(Stored items)
☆ ☆ ☆ ☆

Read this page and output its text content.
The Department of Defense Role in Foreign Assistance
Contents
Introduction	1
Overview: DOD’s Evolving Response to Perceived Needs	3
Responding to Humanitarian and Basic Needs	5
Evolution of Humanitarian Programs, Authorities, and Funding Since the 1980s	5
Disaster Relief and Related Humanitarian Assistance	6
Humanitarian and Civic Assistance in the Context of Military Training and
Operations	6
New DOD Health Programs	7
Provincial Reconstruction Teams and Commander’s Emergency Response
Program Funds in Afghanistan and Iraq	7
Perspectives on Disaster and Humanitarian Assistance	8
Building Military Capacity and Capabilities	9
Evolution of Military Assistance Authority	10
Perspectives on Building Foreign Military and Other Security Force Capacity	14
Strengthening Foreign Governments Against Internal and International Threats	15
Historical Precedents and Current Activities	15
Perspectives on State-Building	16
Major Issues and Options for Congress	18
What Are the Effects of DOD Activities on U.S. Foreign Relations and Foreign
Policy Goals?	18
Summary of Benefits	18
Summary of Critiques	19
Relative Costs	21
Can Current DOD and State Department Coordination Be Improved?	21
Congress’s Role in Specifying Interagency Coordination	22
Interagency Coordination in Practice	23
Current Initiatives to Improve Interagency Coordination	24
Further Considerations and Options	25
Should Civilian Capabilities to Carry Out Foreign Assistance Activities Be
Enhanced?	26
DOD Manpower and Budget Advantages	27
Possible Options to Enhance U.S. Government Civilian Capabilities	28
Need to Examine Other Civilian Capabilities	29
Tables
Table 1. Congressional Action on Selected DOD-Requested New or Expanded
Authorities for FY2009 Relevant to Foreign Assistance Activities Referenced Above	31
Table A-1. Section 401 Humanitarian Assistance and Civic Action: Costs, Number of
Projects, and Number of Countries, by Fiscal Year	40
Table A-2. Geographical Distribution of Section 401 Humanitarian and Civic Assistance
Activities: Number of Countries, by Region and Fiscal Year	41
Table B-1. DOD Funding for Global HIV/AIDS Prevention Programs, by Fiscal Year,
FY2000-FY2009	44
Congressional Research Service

☆ ☆ ☆ ☆

• **Task to complete**
Find the lines that include the string "Summary", then copy each of them.

• **Response for this exercise**
Summary of Benefits	18
Summary of Critiques	19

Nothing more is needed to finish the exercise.